====== Dataset extract ======

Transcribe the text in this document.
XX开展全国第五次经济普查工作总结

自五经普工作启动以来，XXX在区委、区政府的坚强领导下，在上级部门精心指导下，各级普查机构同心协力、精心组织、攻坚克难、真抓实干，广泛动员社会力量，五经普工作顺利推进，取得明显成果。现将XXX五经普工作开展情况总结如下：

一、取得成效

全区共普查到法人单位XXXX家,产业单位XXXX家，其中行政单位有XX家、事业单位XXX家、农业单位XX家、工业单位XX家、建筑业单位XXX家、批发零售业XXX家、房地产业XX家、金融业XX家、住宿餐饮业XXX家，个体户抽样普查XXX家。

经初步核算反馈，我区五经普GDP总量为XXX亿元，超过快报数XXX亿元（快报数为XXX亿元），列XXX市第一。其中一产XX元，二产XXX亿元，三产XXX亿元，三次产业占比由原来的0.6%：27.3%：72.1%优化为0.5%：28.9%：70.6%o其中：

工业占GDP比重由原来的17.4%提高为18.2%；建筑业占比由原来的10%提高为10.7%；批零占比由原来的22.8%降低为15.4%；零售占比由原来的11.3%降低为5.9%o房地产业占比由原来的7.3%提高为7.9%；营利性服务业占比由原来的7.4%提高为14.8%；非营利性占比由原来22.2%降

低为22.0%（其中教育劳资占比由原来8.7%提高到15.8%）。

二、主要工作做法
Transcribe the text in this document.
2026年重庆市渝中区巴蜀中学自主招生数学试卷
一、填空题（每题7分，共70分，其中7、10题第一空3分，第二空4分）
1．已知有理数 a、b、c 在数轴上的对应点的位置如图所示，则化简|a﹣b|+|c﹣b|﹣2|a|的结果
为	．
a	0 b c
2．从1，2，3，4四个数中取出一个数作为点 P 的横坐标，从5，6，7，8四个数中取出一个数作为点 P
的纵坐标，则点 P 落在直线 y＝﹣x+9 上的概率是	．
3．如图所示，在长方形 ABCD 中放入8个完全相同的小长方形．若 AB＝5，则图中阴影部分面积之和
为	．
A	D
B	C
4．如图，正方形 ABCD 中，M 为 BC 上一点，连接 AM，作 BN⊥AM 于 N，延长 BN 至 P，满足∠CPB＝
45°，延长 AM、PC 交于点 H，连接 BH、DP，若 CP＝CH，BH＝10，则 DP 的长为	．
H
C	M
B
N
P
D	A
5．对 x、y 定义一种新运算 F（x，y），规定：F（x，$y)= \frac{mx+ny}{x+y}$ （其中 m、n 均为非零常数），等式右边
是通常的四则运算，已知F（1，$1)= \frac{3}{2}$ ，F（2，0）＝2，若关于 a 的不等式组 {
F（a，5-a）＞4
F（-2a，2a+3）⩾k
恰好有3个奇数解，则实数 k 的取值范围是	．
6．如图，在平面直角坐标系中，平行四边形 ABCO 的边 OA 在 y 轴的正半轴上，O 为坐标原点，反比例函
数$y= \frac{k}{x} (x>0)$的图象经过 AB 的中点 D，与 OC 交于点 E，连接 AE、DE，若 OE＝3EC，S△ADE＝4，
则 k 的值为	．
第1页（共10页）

======

Retype each record exactly, leaving nothing out.

**Task response:**
Transcribe the text in this document.
XX开展全国第五次经济普查工作总结

自五经普工作启动以来，XXX在区委、区政府的坚强领导下，在上级部门精心指导下，各级普查机构同心协力、精心组织、攻坚克难、真抓实干，广泛动员社会力量，五经普工作顺利推进，取得明显成果。现将XXX五经普工作开展情况总结如下：

一、取得成效

全区共普查到法人单位XXXX家,产业单位XXXX家，其中行政单位有XX家、事业单位XXX家、农业单位XX家、工业单位XX家、建筑业单位XXX家、批发零售业XXX家、房地产业XX家、金融业XX家、住宿餐饮业XXX家，个体户抽样普查XXX家。

经初步核算反馈，我区五经普GDP总量为XXX亿元，超过快报数XXX亿元（快报数为XXX亿元），列XXX市第一。其中一产XX元，二产XXX亿元，三产XXX亿元，三次产业占比由原来的0.6%：27.3%：72.1%优化为0.5%：28.9%：70.6%o其中：

工业占GDP比重由原来的17.4%提高为18.2%；建筑业占比由原来的10%提高为10.7%；批零占比由原来的22.8%降低为15.4%；零售占比由原来的11.3%降低为5.9%o房地产业占比由原来的7.3%提高为7.9%；营利性服务业占比由原来的7.4%提高为14.8%；非营利性占比由原来22.2%降

低为22.0%（其中教育劳资占比由原来8.7%提高到15.8%）。

二、主要工作做法
Transcribe the text in this document.
2026年重庆市渝中区巴蜀中学自主招生数学试卷
一、填空题（每题7分，共70分，其中7、10题第一空3分，第二空4分）
1．已知有理数 a、b、c 在数轴上的对应点的位置如图所示，则化简|a﹣b|+|c﹣b|﹣2|a|的结果
为	．
a	0 b c
2．从1，2，3，4四个数中取出一个数作为点 P 的横坐标，从5，6，7，8四个数中取出一个数作为点 P
的纵坐标，则点 P 落在直线 y＝﹣x+9 上的概率是	．
3．如图所示，在长方形 ABCD 中放入8个完全相同的小长方形．若 AB＝5，则图中阴影部分面积之和
为	．
A	D
B	C
4．如图，正方形 ABCD 中，M 为 BC 上一点，连接 AM，作 BN⊥AM 于 N，延长 BN 至 P，满足∠CPB＝
45°，延长 AM、PC 交于点 H，连接 BH、DP，若 CP＝CH，BH＝10，则 DP 的长为	．
H
C	M
B
N
P
D	A
5．对 x、y 定义一种新运算 F（x，y），规定：F（x，$y)= \frac{mx+ny}{x+y}$ （其中 m、n 均为非零常数），等式右边
是通常的四则运算，已知F（1，$1)= \frac{3}{2}$ ，F（2，0）＝2，若关于 a 的不等式组 {
F（a，5-a）＞4
F（-2a，2a+3）⩾k
恰好有3个奇数解，则实数 k 的取值范围是	．
6．如图，在平面直角坐标系中，平行四边形 ABCO 的边 OA 在 y 轴的正半轴上，O 为坐标原点，反比例函
数$y= \frac{k}{x} (x>0)$的图象经过 AB 的中点 D，与 OC 交于点 E，连接 AE、DE，若 OE＝3EC，S△ADE＝4，
则 k 的值为	．
第1页（共10页）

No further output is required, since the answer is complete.